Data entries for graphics
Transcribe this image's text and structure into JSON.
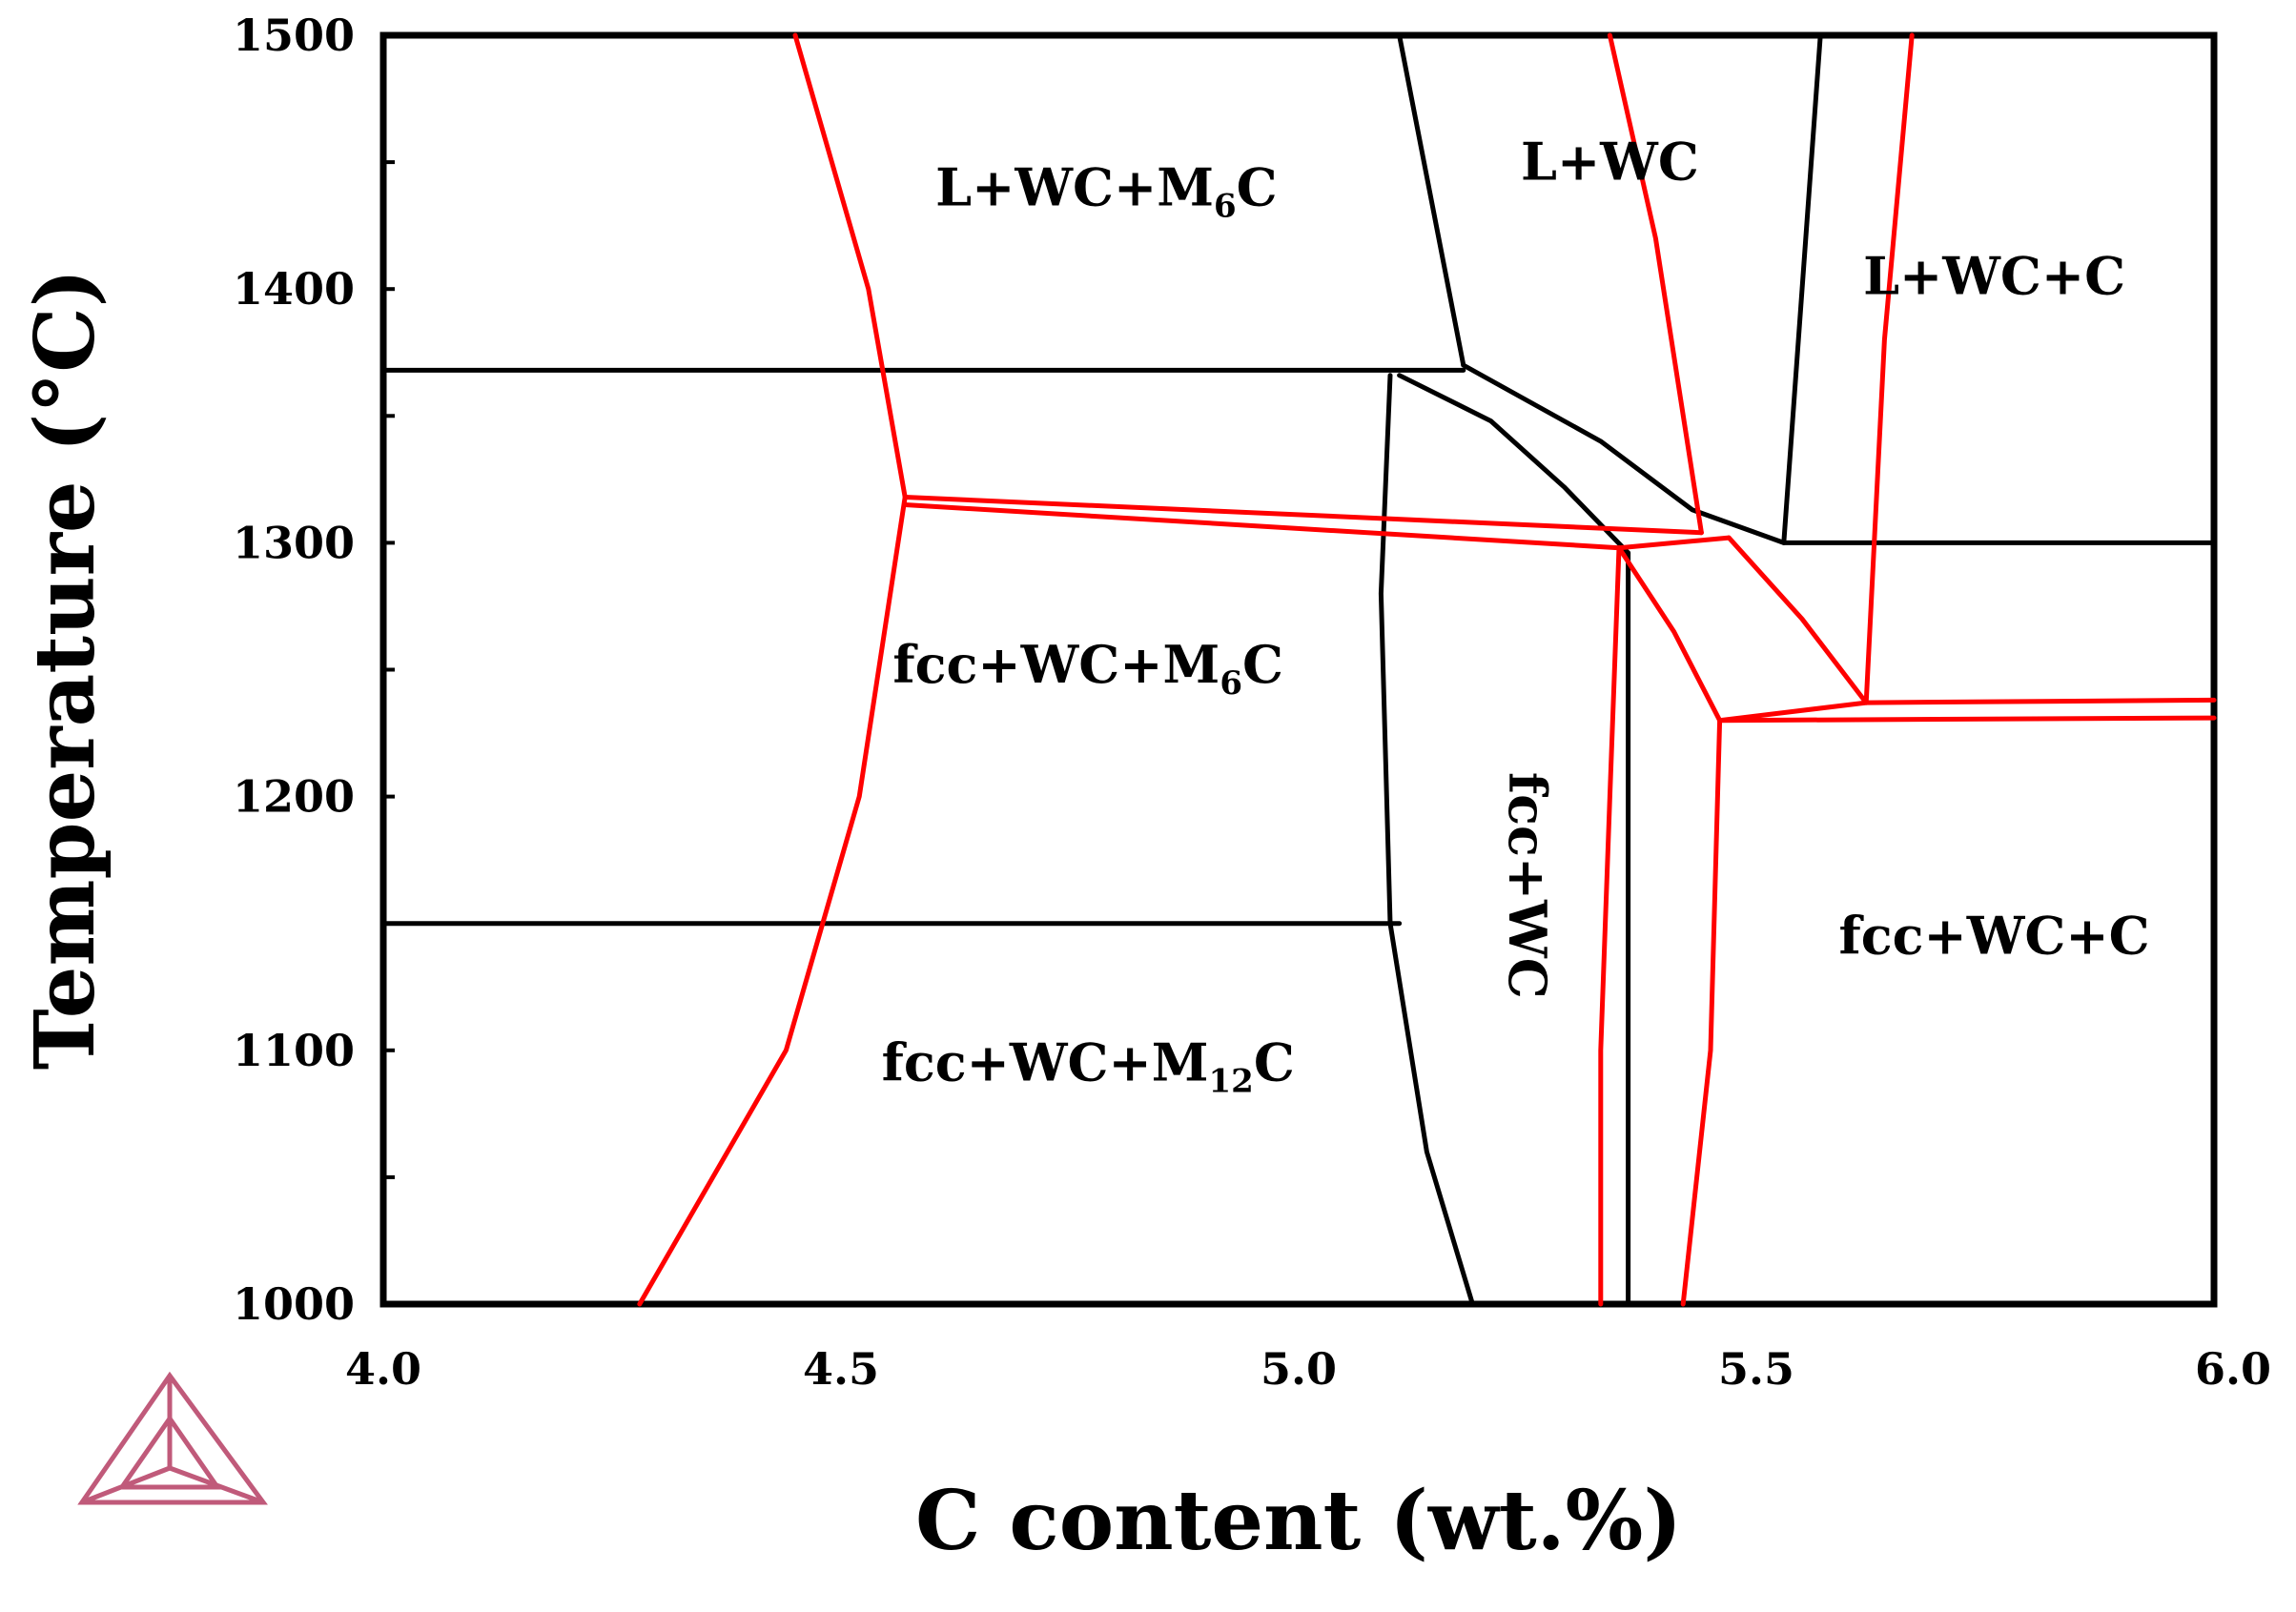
{
  "chart_data": {
    "type": "line",
    "title": "",
    "xlabel": "C content (wt.%)",
    "ylabel": "Temperature (°C)",
    "xlim": [
      4.0,
      6.0
    ],
    "ylim": [
      1000,
      1500
    ],
    "xticks": [
      "4.0",
      "4.5",
      "5.0",
      "5.5",
      "6.0"
    ],
    "yticks": [
      "1000",
      "1100",
      "1200",
      "1300",
      "1400",
      "1500"
    ],
    "grid": false,
    "colors": {
      "black_phase_boundaries": "#000000",
      "red_phase_boundaries": "#ff0000",
      "logo": "#c05a7a"
    },
    "region_labels": [
      {
        "base": "L+WC+M",
        "sub": "6",
        "tail": "C",
        "x": 4.79,
        "y": 1433,
        "rotate": 0
      },
      {
        "base": "L+WC",
        "sub": "",
        "tail": "",
        "x": 5.34,
        "y": 1443,
        "rotate": 0
      },
      {
        "base": "L+WC+C",
        "sub": "",
        "tail": "",
        "x": 5.76,
        "y": 1398,
        "rotate": 0
      },
      {
        "base": "fcc+WC+M",
        "sub": "6",
        "tail": "C",
        "x": 4.77,
        "y": 1245,
        "rotate": 0
      },
      {
        "base": "fcc+WC",
        "sub": "",
        "tail": "",
        "x": 5.23,
        "y": 1165,
        "rotate": 90
      },
      {
        "base": "fcc+WC+C",
        "sub": "",
        "tail": "",
        "x": 5.76,
        "y": 1138,
        "rotate": 0
      },
      {
        "base": "fcc+WC+M",
        "sub": "12",
        "tail": "C",
        "x": 4.77,
        "y": 1088,
        "rotate": 0
      }
    ],
    "series": [
      {
        "color": "black",
        "points": [
          [
            4.0,
            1368
          ],
          [
            5.18,
            1368
          ]
        ]
      },
      {
        "color": "black",
        "points": [
          [
            5.11,
            1500
          ],
          [
            5.18,
            1370
          ]
        ]
      },
      {
        "color": "black",
        "points": [
          [
            5.18,
            1370
          ],
          [
            5.33,
            1340
          ],
          [
            5.43,
            1313
          ],
          [
            5.53,
            1300
          ]
        ]
      },
      {
        "color": "black",
        "points": [
          [
            5.11,
            1366
          ],
          [
            5.21,
            1348
          ],
          [
            5.29,
            1322
          ],
          [
            5.36,
            1296
          ]
        ]
      },
      {
        "color": "black",
        "points": [
          [
            5.1,
            1366
          ],
          [
            5.09,
            1280
          ],
          [
            5.1,
            1150
          ],
          [
            5.14,
            1060
          ],
          [
            5.19,
            1000
          ]
        ]
      },
      {
        "color": "black",
        "points": [
          [
            4.0,
            1150
          ],
          [
            5.11,
            1150
          ]
        ]
      },
      {
        "color": "black",
        "points": [
          [
            5.36,
            1296
          ],
          [
            5.36,
            1000
          ]
        ]
      },
      {
        "color": "black",
        "points": [
          [
            5.57,
            1500
          ],
          [
            5.53,
            1300
          ]
        ]
      },
      {
        "color": "black",
        "points": [
          [
            5.53,
            1300
          ],
          [
            6.0,
            1300
          ]
        ]
      },
      {
        "color": "red",
        "points": [
          [
            4.45,
            1500
          ],
          [
            4.53,
            1400
          ],
          [
            4.57,
            1318
          ],
          [
            4.52,
            1200
          ],
          [
            4.44,
            1100
          ],
          [
            4.28,
            1000
          ]
        ]
      },
      {
        "color": "red",
        "points": [
          [
            4.57,
            1318
          ],
          [
            5.44,
            1304
          ]
        ]
      },
      {
        "color": "red",
        "points": [
          [
            4.57,
            1315
          ],
          [
            5.35,
            1298
          ]
        ]
      },
      {
        "color": "red",
        "points": [
          [
            5.35,
            1298
          ],
          [
            5.47,
            1302
          ]
        ]
      },
      {
        "color": "red",
        "points": [
          [
            5.35,
            1298
          ],
          [
            5.34,
            1200
          ],
          [
            5.33,
            1100
          ],
          [
            5.33,
            1000
          ]
        ]
      },
      {
        "color": "red",
        "points": [
          [
            5.35,
            1298
          ],
          [
            5.41,
            1265
          ],
          [
            5.46,
            1230
          ]
        ]
      },
      {
        "color": "red",
        "points": [
          [
            5.46,
            1230
          ],
          [
            5.45,
            1100
          ],
          [
            5.42,
            1000
          ]
        ]
      },
      {
        "color": "red",
        "points": [
          [
            5.47,
            1302
          ],
          [
            5.55,
            1270
          ],
          [
            5.62,
            1237
          ]
        ]
      },
      {
        "color": "red",
        "points": [
          [
            5.34,
            1500
          ],
          [
            5.39,
            1420
          ],
          [
            5.44,
            1304
          ]
        ]
      },
      {
        "color": "red",
        "points": [
          [
            5.67,
            1500
          ],
          [
            5.64,
            1380
          ],
          [
            5.62,
            1237
          ]
        ]
      },
      {
        "color": "red",
        "points": [
          [
            5.46,
            1230
          ],
          [
            5.62,
            1237
          ],
          [
            6.0,
            1238
          ]
        ]
      },
      {
        "color": "red",
        "points": [
          [
            5.46,
            1230
          ],
          [
            6.0,
            1231
          ]
        ]
      }
    ]
  }
}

## TO BE DONE
Reproduce the material word for word. Any pictures should be left out of the copy.

## FINAL RESULT
Transcribe this image's text and structure into JSON.
{
  "chart_data": {
    "type": "line",
    "title": "",
    "xlabel": "C content (wt.%)",
    "ylabel": "Temperature (°C)",
    "xlim": [
      4.0,
      6.0
    ],
    "ylim": [
      1000,
      1500
    ],
    "xticks": [
      "4.0",
      "4.5",
      "5.0",
      "5.5",
      "6.0"
    ],
    "yticks": [
      "1000",
      "1100",
      "1200",
      "1300",
      "1400",
      "1500"
    ],
    "grid": false,
    "colors": {
      "black_phase_boundaries": "#000000",
      "red_phase_boundaries": "#ff0000",
      "logo": "#c05a7a"
    },
    "region_labels": [
      {
        "base": "L+WC+M",
        "sub": "6",
        "tail": "C",
        "x": 4.79,
        "y": 1433,
        "rotate": 0
      },
      {
        "base": "L+WC",
        "sub": "",
        "tail": "",
        "x": 5.34,
        "y": 1443,
        "rotate": 0
      },
      {
        "base": "L+WC+C",
        "sub": "",
        "tail": "",
        "x": 5.76,
        "y": 1398,
        "rotate": 0
      },
      {
        "base": "fcc+WC+M",
        "sub": "6",
        "tail": "C",
        "x": 4.77,
        "y": 1245,
        "rotate": 0
      },
      {
        "base": "fcc+WC",
        "sub": "",
        "tail": "",
        "x": 5.23,
        "y": 1165,
        "rotate": 90
      },
      {
        "base": "fcc+WC+C",
        "sub": "",
        "tail": "",
        "x": 5.76,
        "y": 1138,
        "rotate": 0
      },
      {
        "base": "fcc+WC+M",
        "sub": "12",
        "tail": "C",
        "x": 4.77,
        "y": 1088,
        "rotate": 0
      }
    ],
    "series": [
      {
        "color": "black",
        "points": [
          [
            4.0,
            1368
          ],
          [
            5.18,
            1368
          ]
        ]
      },
      {
        "color": "black",
        "points": [
          [
            5.11,
            1500
          ],
          [
            5.18,
            1370
          ]
        ]
      },
      {
        "color": "black",
        "points": [
          [
            5.18,
            1370
          ],
          [
            5.33,
            1340
          ],
          [
            5.43,
            1313
          ],
          [
            5.53,
            1300
          ]
        ]
      },
      {
        "color": "black",
        "points": [
          [
            5.11,
            1366
          ],
          [
            5.21,
            1348
          ],
          [
            5.29,
            1322
          ],
          [
            5.36,
            1296
          ]
        ]
      },
      {
        "color": "black",
        "points": [
          [
            5.1,
            1366
          ],
          [
            5.09,
            1280
          ],
          [
            5.1,
            1150
          ],
          [
            5.14,
            1060
          ],
          [
            5.19,
            1000
          ]
        ]
      },
      {
        "color": "black",
        "points": [
          [
            4.0,
            1150
          ],
          [
            5.11,
            1150
          ]
        ]
      },
      {
        "color": "black",
        "points": [
          [
            5.36,
            1296
          ],
          [
            5.36,
            1000
          ]
        ]
      },
      {
        "color": "black",
        "points": [
          [
            5.57,
            1500
          ],
          [
            5.53,
            1300
          ]
        ]
      },
      {
        "color": "black",
        "points": [
          [
            5.53,
            1300
          ],
          [
            6.0,
            1300
          ]
        ]
      },
      {
        "color": "red",
        "points": [
          [
            4.45,
            1500
          ],
          [
            4.53,
            1400
          ],
          [
            4.57,
            1318
          ],
          [
            4.52,
            1200
          ],
          [
            4.44,
            1100
          ],
          [
            4.28,
            1000
          ]
        ]
      },
      {
        "color": "red",
        "points": [
          [
            4.57,
            1318
          ],
          [
            5.44,
            1304
          ]
        ]
      },
      {
        "color": "red",
        "points": [
          [
            4.57,
            1315
          ],
          [
            5.35,
            1298
          ]
        ]
      },
      {
        "color": "red",
        "points": [
          [
            5.35,
            1298
          ],
          [
            5.47,
            1302
          ]
        ]
      },
      {
        "color": "red",
        "points": [
          [
            5.35,
            1298
          ],
          [
            5.34,
            1200
          ],
          [
            5.33,
            1100
          ],
          [
            5.33,
            1000
          ]
        ]
      },
      {
        "color": "red",
        "points": [
          [
            5.35,
            1298
          ],
          [
            5.41,
            1265
          ],
          [
            5.46,
            1230
          ]
        ]
      },
      {
        "color": "red",
        "points": [
          [
            5.46,
            1230
          ],
          [
            5.45,
            1100
          ],
          [
            5.42,
            1000
          ]
        ]
      },
      {
        "color": "red",
        "points": [
          [
            5.47,
            1302
          ],
          [
            5.55,
            1270
          ],
          [
            5.62,
            1237
          ]
        ]
      },
      {
        "color": "red",
        "points": [
          [
            5.34,
            1500
          ],
          [
            5.39,
            1420
          ],
          [
            5.44,
            1304
          ]
        ]
      },
      {
        "color": "red",
        "points": [
          [
            5.67,
            1500
          ],
          [
            5.64,
            1380
          ],
          [
            5.62,
            1237
          ]
        ]
      },
      {
        "color": "red",
        "points": [
          [
            5.46,
            1230
          ],
          [
            5.62,
            1237
          ],
          [
            6.0,
            1238
          ]
        ]
      },
      {
        "color": "red",
        "points": [
          [
            5.46,
            1230
          ],
          [
            6.0,
            1231
          ]
        ]
      }
    ]
  }
}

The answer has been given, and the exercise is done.